[Source records]
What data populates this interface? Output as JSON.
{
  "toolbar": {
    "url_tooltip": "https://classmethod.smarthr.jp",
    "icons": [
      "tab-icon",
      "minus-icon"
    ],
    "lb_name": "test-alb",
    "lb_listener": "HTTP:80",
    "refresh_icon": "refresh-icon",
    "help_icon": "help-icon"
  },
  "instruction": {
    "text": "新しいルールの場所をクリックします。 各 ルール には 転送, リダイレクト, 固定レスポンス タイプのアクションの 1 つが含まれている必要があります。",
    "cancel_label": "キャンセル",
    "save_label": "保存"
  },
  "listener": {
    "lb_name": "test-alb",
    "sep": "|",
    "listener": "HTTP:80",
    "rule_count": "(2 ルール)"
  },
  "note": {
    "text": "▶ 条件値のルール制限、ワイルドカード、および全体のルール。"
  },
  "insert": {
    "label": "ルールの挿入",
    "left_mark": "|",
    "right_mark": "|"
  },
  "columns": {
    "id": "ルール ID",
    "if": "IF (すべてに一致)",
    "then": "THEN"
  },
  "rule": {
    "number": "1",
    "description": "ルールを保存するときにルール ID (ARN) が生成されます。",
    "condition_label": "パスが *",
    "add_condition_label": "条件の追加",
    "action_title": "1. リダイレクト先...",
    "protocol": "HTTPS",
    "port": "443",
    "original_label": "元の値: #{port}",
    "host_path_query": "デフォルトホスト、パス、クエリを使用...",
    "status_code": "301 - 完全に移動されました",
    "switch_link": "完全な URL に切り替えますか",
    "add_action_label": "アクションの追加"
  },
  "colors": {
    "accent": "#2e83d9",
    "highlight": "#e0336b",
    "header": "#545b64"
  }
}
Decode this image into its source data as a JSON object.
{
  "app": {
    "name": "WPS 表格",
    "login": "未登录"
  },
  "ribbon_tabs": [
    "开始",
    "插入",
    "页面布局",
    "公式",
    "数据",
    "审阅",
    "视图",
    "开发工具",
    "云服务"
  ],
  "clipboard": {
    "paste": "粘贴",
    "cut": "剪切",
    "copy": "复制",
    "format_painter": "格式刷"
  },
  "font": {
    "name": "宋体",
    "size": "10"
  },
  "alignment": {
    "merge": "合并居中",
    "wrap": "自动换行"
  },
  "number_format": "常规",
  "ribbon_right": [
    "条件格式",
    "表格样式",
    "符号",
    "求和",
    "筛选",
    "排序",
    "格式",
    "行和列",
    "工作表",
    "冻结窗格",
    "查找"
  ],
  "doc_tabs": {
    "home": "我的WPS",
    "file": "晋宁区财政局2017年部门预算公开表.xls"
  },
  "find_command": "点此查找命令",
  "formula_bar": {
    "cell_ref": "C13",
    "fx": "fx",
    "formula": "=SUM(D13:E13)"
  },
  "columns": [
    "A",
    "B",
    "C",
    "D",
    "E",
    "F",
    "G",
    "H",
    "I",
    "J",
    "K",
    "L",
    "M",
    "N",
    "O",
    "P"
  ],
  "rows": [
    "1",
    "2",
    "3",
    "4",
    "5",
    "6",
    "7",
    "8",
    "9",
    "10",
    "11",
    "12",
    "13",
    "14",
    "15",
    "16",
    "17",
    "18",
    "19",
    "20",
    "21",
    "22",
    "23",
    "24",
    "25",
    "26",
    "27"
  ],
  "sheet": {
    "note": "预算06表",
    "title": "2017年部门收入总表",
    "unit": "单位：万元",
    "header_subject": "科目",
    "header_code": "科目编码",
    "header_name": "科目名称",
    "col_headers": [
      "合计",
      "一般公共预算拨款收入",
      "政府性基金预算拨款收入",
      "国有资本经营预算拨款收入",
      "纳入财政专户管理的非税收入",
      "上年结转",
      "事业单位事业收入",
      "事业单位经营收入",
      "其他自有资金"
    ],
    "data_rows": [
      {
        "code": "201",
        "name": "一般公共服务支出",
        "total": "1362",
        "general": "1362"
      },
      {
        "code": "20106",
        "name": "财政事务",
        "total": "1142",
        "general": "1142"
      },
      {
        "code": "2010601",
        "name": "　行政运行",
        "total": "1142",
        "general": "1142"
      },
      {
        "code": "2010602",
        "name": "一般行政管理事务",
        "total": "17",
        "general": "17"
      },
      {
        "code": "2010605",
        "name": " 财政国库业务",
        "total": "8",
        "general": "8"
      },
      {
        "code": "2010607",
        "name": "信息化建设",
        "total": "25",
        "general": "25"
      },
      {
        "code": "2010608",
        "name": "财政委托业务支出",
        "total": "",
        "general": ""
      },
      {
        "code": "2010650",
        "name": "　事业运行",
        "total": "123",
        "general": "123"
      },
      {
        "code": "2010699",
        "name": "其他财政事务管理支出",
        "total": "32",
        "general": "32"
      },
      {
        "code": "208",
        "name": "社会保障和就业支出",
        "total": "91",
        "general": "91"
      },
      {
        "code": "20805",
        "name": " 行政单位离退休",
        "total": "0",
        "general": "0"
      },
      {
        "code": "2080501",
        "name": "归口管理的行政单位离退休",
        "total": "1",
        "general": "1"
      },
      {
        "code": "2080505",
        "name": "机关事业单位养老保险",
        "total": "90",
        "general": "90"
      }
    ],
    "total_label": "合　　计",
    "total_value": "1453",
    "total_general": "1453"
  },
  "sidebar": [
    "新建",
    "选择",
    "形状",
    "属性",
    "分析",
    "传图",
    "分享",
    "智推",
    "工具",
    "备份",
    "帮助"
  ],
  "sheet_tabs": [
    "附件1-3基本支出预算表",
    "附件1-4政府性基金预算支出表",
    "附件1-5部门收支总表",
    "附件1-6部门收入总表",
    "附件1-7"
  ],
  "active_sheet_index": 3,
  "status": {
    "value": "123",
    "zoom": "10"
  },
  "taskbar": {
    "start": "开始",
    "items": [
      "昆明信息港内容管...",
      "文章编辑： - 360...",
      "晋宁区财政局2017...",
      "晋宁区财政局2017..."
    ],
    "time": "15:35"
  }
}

§ **Written task**: In full and verbatim, repeat the records given above.

§ **Solution to the problem**:
What data populates this interface? Output as JSON.
{
  "toolbar": {
    "url_tooltip": "https://classmethod.smarthr.jp",
    "icons": [
      "tab-icon",
      "minus-icon"
    ],
    "lb_name": "test-alb",
    "lb_listener": "HTTP:80",
    "refresh_icon": "refresh-icon",
    "help_icon": "help-icon"
  },
  "instruction": {
    "text": "新しいルールの場所をクリックします。 各 ルール には 転送, リダイレクト, 固定レスポンス タイプのアクションの 1 つが含まれている必要があります。",
    "cancel_label": "キャンセル",
    "save_label": "保存"
  },
  "listener": {
    "lb_name": "test-alb",
    "sep": "|",
    "listener": "HTTP:80",
    "rule_count": "(2 ルール)"
  },
  "note": {
    "text": "▶ 条件値のルール制限、ワイルドカード、および全体のルール。"
  },
  "insert": {
    "label": "ルールの挿入",
    "left_mark": "|",
    "right_mark": "|"
  },
  "columns": {
    "id": "ルール ID",
    "if": "IF (すべてに一致)",
    "then": "THEN"
  },
  "rule": {
    "number": "1",
    "description": "ルールを保存するときにルール ID (ARN) が生成されます。",
    "condition_label": "パスが *",
    "add_condition_label": "条件の追加",
    "action_title": "1. リダイレクト先...",
    "protocol": "HTTPS",
    "port": "443",
    "original_label": "元の値: #{port}",
    "host_path_query": "デフォルトホスト、パス、クエリを使用...",
    "status_code": "301 - 完全に移動されました",
    "switch_link": "完全な URL に切り替えますか",
    "add_action_label": "アクションの追加"
  },
  "colors": {
    "accent": "#2e83d9",
    "highlight": "#e0336b",
    "header": "#545b64"
  }
}
Decode this image into its source data as a JSON object.
{
  "app": {
    "name": "WPS 表格",
    "login": "未登录"
  },
  "ribbon_tabs": [
    "开始",
    "插入",
    "页面布局",
    "公式",
    "数据",
    "审阅",
    "视图",
    "开发工具",
    "云服务"
  ],
  "clipboard": {
    "paste": "粘贴",
    "cut": "剪切",
    "copy": "复制",
    "format_painter": "格式刷"
  },
  "font": {
    "name": "宋体",
    "size": "10"
  },
  "alignment": {
    "merge": "合并居中",
    "wrap": "自动换行"
  },
  "number_format": "常规",
  "ribbon_right": [
    "条件格式",
    "表格样式",
    "符号",
    "求和",
    "筛选",
    "排序",
    "格式",
    "行和列",
    "工作表",
    "冻结窗格",
    "查找"
  ],
  "doc_tabs": {
    "home": "我的WPS",
    "file": "晋宁区财政局2017年部门预算公开表.xls"
  },
  "find_command": "点此查找命令",
  "formula_bar": {
    "cell_ref": "C13",
    "fx": "fx",
    "formula": "=SUM(D13:E13)"
  },
  "columns": [
    "A",
    "B",
    "C",
    "D",
    "E",
    "F",
    "G",
    "H",
    "I",
    "J",
    "K",
    "L",
    "M",
    "N",
    "O",
    "P"
  ],
  "rows": [
    "1",
    "2",
    "3",
    "4",
    "5",
    "6",
    "7",
    "8",
    "9",
    "10",
    "11",
    "12",
    "13",
    "14",
    "15",
    "16",
    "17",
    "18",
    "19",
    "20",
    "21",
    "22",
    "23",
    "24",
    "25",
    "26",
    "27"
  ],
  "sheet": {
    "note": "预算06表",
    "title": "2017年部门收入总表",
    "unit": "单位：万元",
    "header_subject": "科目",
    "header_code": "科目编码",
    "header_name": "科目名称",
    "col_headers": [
      "合计",
      "一般公共预算拨款收入",
      "政府性基金预算拨款收入",
      "国有资本经营预算拨款收入",
      "纳入财政专户管理的非税收入",
      "上年结转",
      "事业单位事业收入",
      "事业单位经营收入",
      "其他自有资金"
    ],
    "data_rows": [
      {
        "code": "201",
        "name": "一般公共服务支出",
        "total": "1362",
        "general": "1362"
      },
      {
        "code": "20106",
        "name": "财政事务",
        "total": "1142",
        "general": "1142"
      },
      {
        "code": "2010601",
        "name": "　行政运行",
        "total": "1142",
        "general": "1142"
      },
      {
        "code": "2010602",
        "name": "一般行政管理事务",
        "total": "17",
        "general": "17"
      },
      {
        "code": "2010605",
        "name": " 财政国库业务",
        "total": "8",
        "general": "8"
      },
      {
        "code": "2010607",
        "name": "信息化建设",
        "total": "25",
        "general": "25"
      },
      {
        "code": "2010608",
        "name": "财政委托业务支出",
        "total": "",
        "general": ""
      },
      {
        "code": "2010650",
        "name": "　事业运行",
        "total": "123",
        "general": "123"
      },
      {
        "code": "2010699",
        "name": "其他财政事务管理支出",
        "total": "32",
        "general": "32"
      },
      {
        "code": "208",
        "name": "社会保障和就业支出",
        "total": "91",
        "general": "91"
      },
      {
        "code": "20805",
        "name": " 行政单位离退休",
        "total": "0",
        "general": "0"
      },
      {
        "code": "2080501",
        "name": "归口管理的行政单位离退休",
        "total": "1",
        "general": "1"
      },
      {
        "code": "2080505",
        "name": "机关事业单位养老保险",
        "total": "90",
        "general": "90"
      }
    ],
    "total_label": "合　　计",
    "total_value": "1453",
    "total_general": "1453"
  },
  "sidebar": [
    "新建",
    "选择",
    "形状",
    "属性",
    "分析",
    "传图",
    "分享",
    "智推",
    "工具",
    "备份",
    "帮助"
  ],
  "sheet_tabs": [
    "附件1-3基本支出预算表",
    "附件1-4政府性基金预算支出表",
    "附件1-5部门收支总表",
    "附件1-6部门收入总表",
    "附件1-7"
  ],
  "active_sheet_index": 3,
  "status": {
    "value": "123",
    "zoom": "10"
  },
  "taskbar": {
    "start": "开始",
    "items": [
      "昆明信息港内容管...",
      "文章编辑： - 360...",
      "晋宁区财政局2017...",
      "晋宁区财政局2017..."
    ],
    "time": "15:35"
  }
}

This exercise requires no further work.